--- ENTRIES ---
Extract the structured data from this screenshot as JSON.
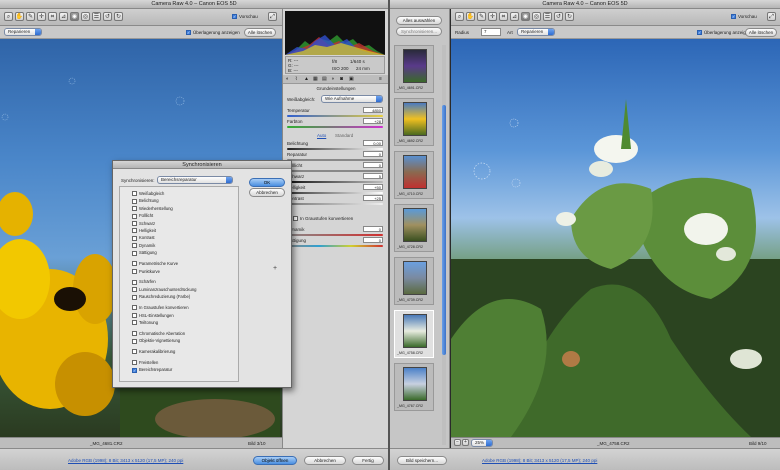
{
  "left_window": {
    "title": "Camera Raw 4.0 – Canon EOS 5D",
    "preview_label": "Vorschau",
    "overlay_label": "Überlagerung anzeigen",
    "clear_all_label": "Alle löschen",
    "repair_select": "Reparieren",
    "file_name": "_MG_4681.CR2",
    "image_count": "Bild 3/10",
    "workflow_link": "Adobe RGB (1998); 8 Bit; 3413 x 5120 (17,5 MP); 240 ppi",
    "open_button": "Objekt öffnen",
    "cancel_button": "Abbrechen",
    "done_button": "Fertig"
  },
  "info": {
    "r_label": "R:",
    "g_label": "G:",
    "b_label": "B:",
    "r": "---",
    "g": "---",
    "b": "---",
    "aperture": "f/8",
    "shutter": "1/640 s",
    "iso": "ISO 200",
    "focal": "24 mm"
  },
  "basic_panel": {
    "title": "Grundeinstellungen",
    "wb_label": "Weißabgleich:",
    "wb_value": "Wie Aufnahme",
    "temp_label": "Temperatur",
    "temp_value": "4850",
    "tint_label": "Farbton",
    "tint_value": "+28",
    "auto_label": "Auto",
    "default_label": "Standard",
    "exposure_label": "Belichtung",
    "exposure_value": "0,00",
    "recovery_label": "Reparatur",
    "recovery_value": "0",
    "filllight_label": "Fülllicht",
    "filllight_value": "0",
    "blacks_label": "Schwarz",
    "blacks_value": "5",
    "brightness_label": "Helligkeit",
    "brightness_value": "+50",
    "contrast_label": "Kontrast",
    "contrast_value": "+25",
    "grayscale_label": "In Graustufen konvertieren",
    "dynamics_label": "Dynamik",
    "dynamics_value": "0",
    "saturation_label": "Sättigung",
    "saturation_value": "0"
  },
  "dialog": {
    "title": "Synchronisieren",
    "sync_label": "Synchronisieren:",
    "sync_value": "Bereichsreparatur",
    "ok": "OK",
    "cancel": "Abbrechen",
    "items": [
      {
        "label": "Weißabgleich",
        "checked": false
      },
      {
        "label": "Belichtung",
        "checked": false
      },
      {
        "label": "Wiederherstellung",
        "checked": false
      },
      {
        "label": "Fülllicht",
        "checked": false
      },
      {
        "label": "Schwarz",
        "checked": false
      },
      {
        "label": "Helligkeit",
        "checked": false
      },
      {
        "label": "Kontrast",
        "checked": false
      },
      {
        "label": "Dynamik",
        "checked": false
      },
      {
        "label": "Sättigung",
        "checked": false
      },
      {
        "label": "Parametrische Kurve",
        "checked": false
      },
      {
        "label": "Punktkurve",
        "checked": false
      },
      {
        "label": "Schärfen",
        "checked": false
      },
      {
        "label": "Luminanzrauschunterdrückung",
        "checked": false
      },
      {
        "label": "Rauschreduzierung (Farbe)",
        "checked": false
      },
      {
        "label": "In Graustufen konvertieren",
        "checked": false
      },
      {
        "label": "HSL-Einstellungen",
        "checked": false
      },
      {
        "label": "Teiltonung",
        "checked": false
      },
      {
        "label": "Chromatische Aberration",
        "checked": false
      },
      {
        "label": "Objektiv-Vignettierung",
        "checked": false
      },
      {
        "label": "Kamerakalibrierung",
        "checked": false
      },
      {
        "label": "Freistellen",
        "checked": false
      },
      {
        "label": "Bereichsreparatur",
        "checked": true
      }
    ]
  },
  "right_window": {
    "title": "Camera Raw 4.0 – Canon EOS 5D",
    "select_all": "Alles auswählen",
    "sync_button": "Synchronisieren...",
    "radius_label": "Radius",
    "radius_value": "7",
    "type_label": "Art",
    "type_value": "Reparieren",
    "overlay_label": "Überlagerung anzeigen",
    "clear_all_label": "Alle löschen",
    "preview_label": "Vorschau",
    "zoom_value": "25%",
    "file_name": "_MG_4758.CR2",
    "image_count": "Bild 9/10",
    "workflow_link": "Adobe RGB (1998); 8 Bit; 3413 x 5120 (17,5 MP); 240 ppi",
    "save_button": "Bild speichern...",
    "thumbs": [
      "_MG_4691.CR2",
      "_MG_4692.CR2",
      "_MG_4710.CR2",
      "_MG_4728.CR2",
      "_MG_4739.CR2",
      "_MG_4758.CR2",
      "_MG_4767.CR2"
    ]
  }
}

--- TASK TO COMPLETE ---
Identify the lines in the entries above that contain "Reparieren", then copy them out.

--- TASK RESULT ---
    "repair_select": "Reparieren",
    "type_value": "Reparieren",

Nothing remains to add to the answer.